(Figure dataset records)
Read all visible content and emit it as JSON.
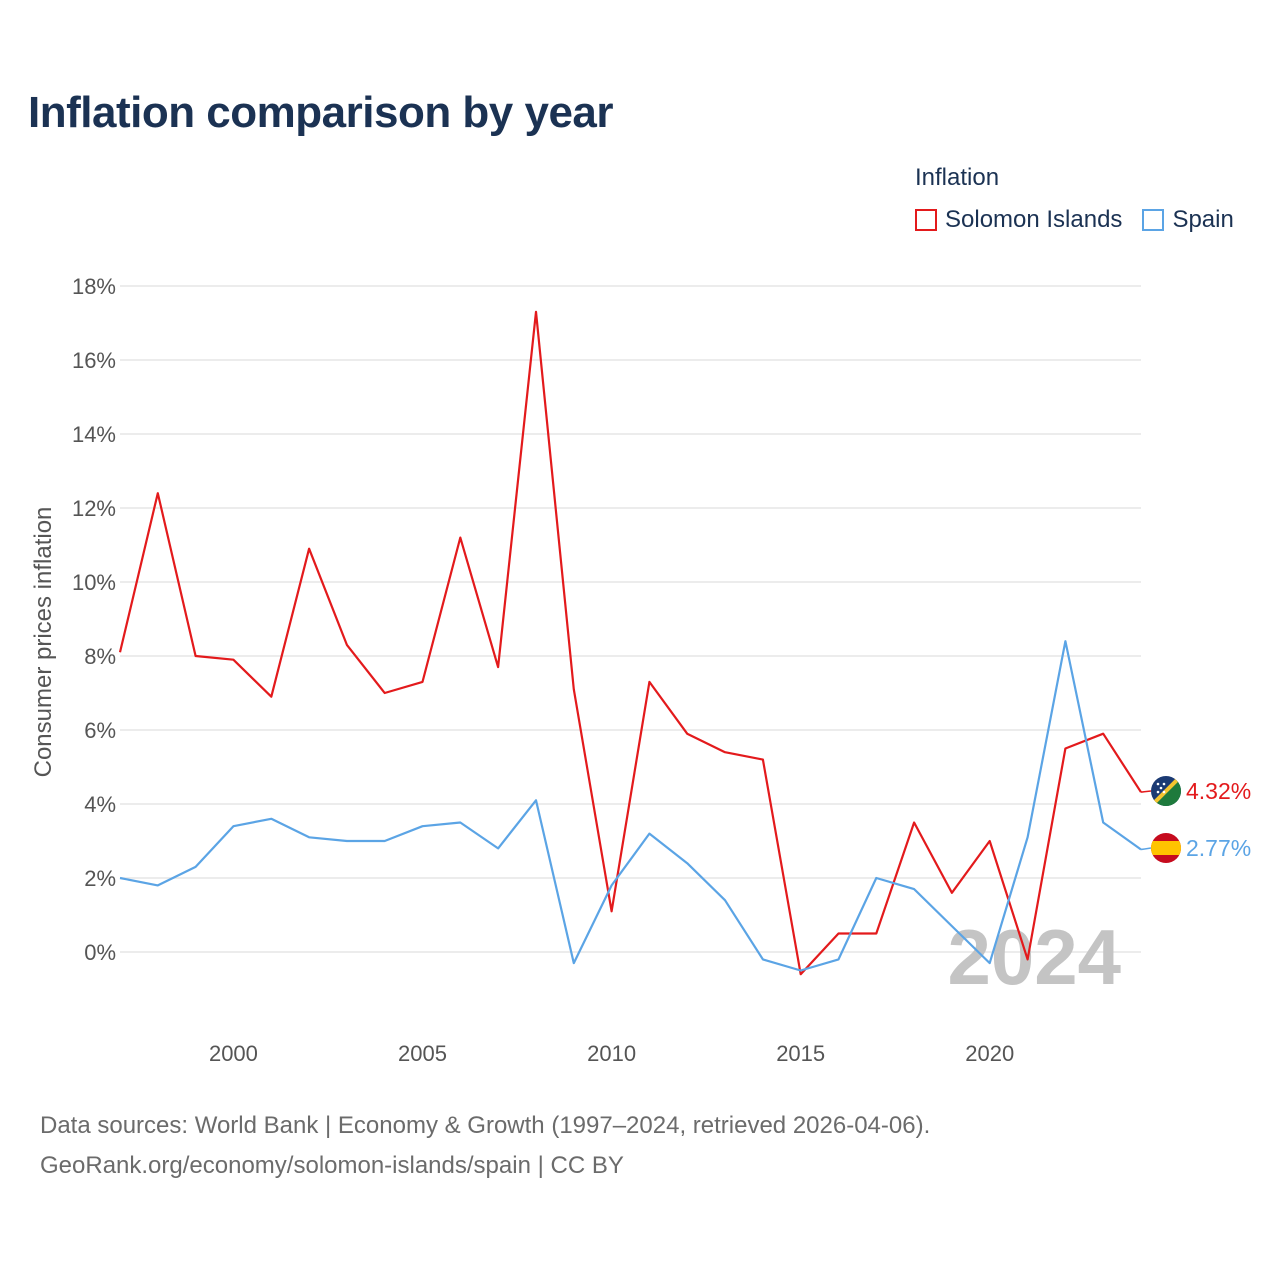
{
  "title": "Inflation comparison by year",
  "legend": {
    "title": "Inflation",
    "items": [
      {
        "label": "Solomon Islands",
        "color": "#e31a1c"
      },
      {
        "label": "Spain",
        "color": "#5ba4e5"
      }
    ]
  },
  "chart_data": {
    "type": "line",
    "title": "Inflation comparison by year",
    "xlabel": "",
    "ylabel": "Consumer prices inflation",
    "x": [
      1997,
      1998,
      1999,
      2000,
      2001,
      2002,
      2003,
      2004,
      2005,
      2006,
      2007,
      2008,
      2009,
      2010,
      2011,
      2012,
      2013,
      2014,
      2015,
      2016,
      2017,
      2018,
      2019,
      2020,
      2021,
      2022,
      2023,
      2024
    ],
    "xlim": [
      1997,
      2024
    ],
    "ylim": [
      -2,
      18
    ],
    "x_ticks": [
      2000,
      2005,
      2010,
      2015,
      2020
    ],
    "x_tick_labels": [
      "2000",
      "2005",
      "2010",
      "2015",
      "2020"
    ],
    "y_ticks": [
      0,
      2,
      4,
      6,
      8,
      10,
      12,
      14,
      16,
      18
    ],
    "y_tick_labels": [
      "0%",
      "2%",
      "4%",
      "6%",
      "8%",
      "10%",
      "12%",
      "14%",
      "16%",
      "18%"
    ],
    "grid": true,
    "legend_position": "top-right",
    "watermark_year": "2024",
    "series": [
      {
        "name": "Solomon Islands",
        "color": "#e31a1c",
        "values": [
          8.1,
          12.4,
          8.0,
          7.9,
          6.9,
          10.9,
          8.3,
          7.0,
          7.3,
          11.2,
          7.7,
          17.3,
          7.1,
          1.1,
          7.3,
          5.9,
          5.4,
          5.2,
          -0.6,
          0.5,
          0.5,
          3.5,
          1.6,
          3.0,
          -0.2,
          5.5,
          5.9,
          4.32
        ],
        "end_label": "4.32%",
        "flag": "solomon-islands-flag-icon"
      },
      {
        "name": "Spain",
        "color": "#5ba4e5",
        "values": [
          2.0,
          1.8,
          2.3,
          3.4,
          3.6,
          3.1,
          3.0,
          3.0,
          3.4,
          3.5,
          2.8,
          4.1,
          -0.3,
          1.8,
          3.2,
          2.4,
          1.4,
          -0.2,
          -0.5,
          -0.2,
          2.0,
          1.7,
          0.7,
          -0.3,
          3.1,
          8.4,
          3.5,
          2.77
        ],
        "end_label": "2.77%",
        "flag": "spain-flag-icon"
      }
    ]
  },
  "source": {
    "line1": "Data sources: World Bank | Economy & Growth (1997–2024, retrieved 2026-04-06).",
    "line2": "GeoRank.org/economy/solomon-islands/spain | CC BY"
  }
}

## Task instructions:
Transcribe the full listing character for character. Pictures are excluded.

## Exercise answer:
Read all visible content and emit it as JSON.
{
  "title": "Inflation comparison by year",
  "legend": {
    "title": "Inflation",
    "items": [
      {
        "label": "Solomon Islands",
        "color": "#e31a1c"
      },
      {
        "label": "Spain",
        "color": "#5ba4e5"
      }
    ]
  },
  "chart_data": {
    "type": "line",
    "title": "Inflation comparison by year",
    "xlabel": "",
    "ylabel": "Consumer prices inflation",
    "x": [
      1997,
      1998,
      1999,
      2000,
      2001,
      2002,
      2003,
      2004,
      2005,
      2006,
      2007,
      2008,
      2009,
      2010,
      2011,
      2012,
      2013,
      2014,
      2015,
      2016,
      2017,
      2018,
      2019,
      2020,
      2021,
      2022,
      2023,
      2024
    ],
    "xlim": [
      1997,
      2024
    ],
    "ylim": [
      -2,
      18
    ],
    "x_ticks": [
      2000,
      2005,
      2010,
      2015,
      2020
    ],
    "x_tick_labels": [
      "2000",
      "2005",
      "2010",
      "2015",
      "2020"
    ],
    "y_ticks": [
      0,
      2,
      4,
      6,
      8,
      10,
      12,
      14,
      16,
      18
    ],
    "y_tick_labels": [
      "0%",
      "2%",
      "4%",
      "6%",
      "8%",
      "10%",
      "12%",
      "14%",
      "16%",
      "18%"
    ],
    "grid": true,
    "legend_position": "top-right",
    "watermark_year": "2024",
    "series": [
      {
        "name": "Solomon Islands",
        "color": "#e31a1c",
        "values": [
          8.1,
          12.4,
          8.0,
          7.9,
          6.9,
          10.9,
          8.3,
          7.0,
          7.3,
          11.2,
          7.7,
          17.3,
          7.1,
          1.1,
          7.3,
          5.9,
          5.4,
          5.2,
          -0.6,
          0.5,
          0.5,
          3.5,
          1.6,
          3.0,
          -0.2,
          5.5,
          5.9,
          4.32
        ],
        "end_label": "4.32%",
        "flag": "solomon-islands-flag-icon"
      },
      {
        "name": "Spain",
        "color": "#5ba4e5",
        "values": [
          2.0,
          1.8,
          2.3,
          3.4,
          3.6,
          3.1,
          3.0,
          3.0,
          3.4,
          3.5,
          2.8,
          4.1,
          -0.3,
          1.8,
          3.2,
          2.4,
          1.4,
          -0.2,
          -0.5,
          -0.2,
          2.0,
          1.7,
          0.7,
          -0.3,
          3.1,
          8.4,
          3.5,
          2.77
        ],
        "end_label": "2.77%",
        "flag": "spain-flag-icon"
      }
    ]
  },
  "source": {
    "line1": "Data sources: World Bank | Economy & Growth (1997–2024, retrieved 2026-04-06).",
    "line2": "GeoRank.org/economy/solomon-islands/spain | CC BY"
  }
}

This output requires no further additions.